Restate the records below word for word.
════
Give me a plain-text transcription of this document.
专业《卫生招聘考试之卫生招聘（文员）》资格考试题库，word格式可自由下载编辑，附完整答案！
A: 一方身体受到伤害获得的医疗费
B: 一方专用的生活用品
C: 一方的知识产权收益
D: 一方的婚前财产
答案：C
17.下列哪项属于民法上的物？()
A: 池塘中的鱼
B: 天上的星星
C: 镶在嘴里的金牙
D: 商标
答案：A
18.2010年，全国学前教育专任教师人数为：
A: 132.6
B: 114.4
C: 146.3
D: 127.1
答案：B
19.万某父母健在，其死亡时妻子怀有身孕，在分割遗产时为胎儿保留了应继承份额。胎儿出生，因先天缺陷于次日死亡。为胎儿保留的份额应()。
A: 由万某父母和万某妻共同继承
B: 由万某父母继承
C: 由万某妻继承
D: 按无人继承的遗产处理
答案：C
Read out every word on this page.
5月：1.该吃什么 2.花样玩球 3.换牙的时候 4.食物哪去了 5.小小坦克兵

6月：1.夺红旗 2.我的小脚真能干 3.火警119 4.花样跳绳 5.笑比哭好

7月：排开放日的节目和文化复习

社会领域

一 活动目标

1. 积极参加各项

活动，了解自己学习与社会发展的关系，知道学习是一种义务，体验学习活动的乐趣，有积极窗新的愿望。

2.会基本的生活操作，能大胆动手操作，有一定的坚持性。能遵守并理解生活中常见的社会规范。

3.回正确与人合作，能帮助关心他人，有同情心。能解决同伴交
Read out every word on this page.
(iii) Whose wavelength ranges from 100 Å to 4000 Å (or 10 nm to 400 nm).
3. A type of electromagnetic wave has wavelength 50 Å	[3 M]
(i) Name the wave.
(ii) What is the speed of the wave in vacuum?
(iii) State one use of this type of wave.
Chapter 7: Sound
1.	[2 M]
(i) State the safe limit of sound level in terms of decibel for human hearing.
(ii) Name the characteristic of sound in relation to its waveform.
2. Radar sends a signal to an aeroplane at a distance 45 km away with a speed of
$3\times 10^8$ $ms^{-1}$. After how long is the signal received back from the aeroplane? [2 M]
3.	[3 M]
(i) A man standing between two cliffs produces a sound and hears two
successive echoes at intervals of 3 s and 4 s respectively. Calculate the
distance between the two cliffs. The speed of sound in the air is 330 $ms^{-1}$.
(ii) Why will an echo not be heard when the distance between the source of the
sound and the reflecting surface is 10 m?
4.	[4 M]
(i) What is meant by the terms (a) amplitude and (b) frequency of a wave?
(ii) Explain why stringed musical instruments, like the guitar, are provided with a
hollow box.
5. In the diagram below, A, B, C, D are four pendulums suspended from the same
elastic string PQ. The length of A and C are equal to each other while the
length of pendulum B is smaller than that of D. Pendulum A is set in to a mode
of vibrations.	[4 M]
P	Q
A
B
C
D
════
**The output**
Give me a plain-text transcription of this document.
专业《卫生招聘考试之卫生招聘（文员）》资格考试题库，word格式可自由下载编辑，附完整答案！
A: 一方身体受到伤害获得的医疗费
B: 一方专用的生活用品
C: 一方的知识产权收益
D: 一方的婚前财产
答案：C
17.下列哪项属于民法上的物？()
A: 池塘中的鱼
B: 天上的星星
C: 镶在嘴里的金牙
D: 商标
答案：A
18.2010年，全国学前教育专任教师人数为：
A: 132.6
B: 114.4
C: 146.3
D: 127.1
答案：B
19.万某父母健在，其死亡时妻子怀有身孕，在分割遗产时为胎儿保留了应继承份额。胎儿出生，因先天缺陷于次日死亡。为胎儿保留的份额应()。
A: 由万某父母和万某妻共同继承
B: 由万某父母继承
C: 由万某妻继承
D: 按无人继承的遗产处理
答案：C
Read out every word on this page.
5月：1.该吃什么 2.花样玩球 3.换牙的时候 4.食物哪去了 5.小小坦克兵

6月：1.夺红旗 2.我的小脚真能干 3.火警119 4.花样跳绳 5.笑比哭好

7月：排开放日的节目和文化复习

社会领域

一 活动目标

1. 积极参加各项

活动，了解自己学习与社会发展的关系，知道学习是一种义务，体验学习活动的乐趣，有积极窗新的愿望。

2.会基本的生活操作，能大胆动手操作，有一定的坚持性。能遵守并理解生活中常见的社会规范。

3.回正确与人合作，能帮助关心他人，有同情心。能解决同伴交
Read out every word on this page.
(iii) Whose wavelength ranges from 100 Å to 4000 Å (or 10 nm to 400 nm).
3. A type of electromagnetic wave has wavelength 50 Å	[3 M]
(i) Name the wave.
(ii) What is the speed of the wave in vacuum?
(iii) State one use of this type of wave.
Chapter 7: Sound
1.	[2 M]
(i) State the safe limit of sound level in terms of decibel for human hearing.
(ii) Name the characteristic of sound in relation to its waveform.
2. Radar sends a signal to an aeroplane at a distance 45 km away with a speed of
$3\times 10^8$ $ms^{-1}$. After how long is the signal received back from the aeroplane? [2 M]
3.	[3 M]
(i) A man standing between two cliffs produces a sound and hears two
successive echoes at intervals of 3 s and 4 s respectively. Calculate the
distance between the two cliffs. The speed of sound in the air is 330 $ms^{-1}$.
(ii) Why will an echo not be heard when the distance between the source of the
sound and the reflecting surface is 10 m?
4.	[4 M]
(i) What is meant by the terms (a) amplitude and (b) frequency of a wave?
(ii) Explain why stringed musical instruments, like the guitar, are provided with a
hollow box.
5. In the diagram below, A, B, C, D are four pendulums suspended from the same
elastic string PQ. The length of A and C are equal to each other while the
length of pendulum B is smaller than that of D. Pendulum A is set in to a mode
of vibrations.	[4 M]
P	Q
A
B
C
D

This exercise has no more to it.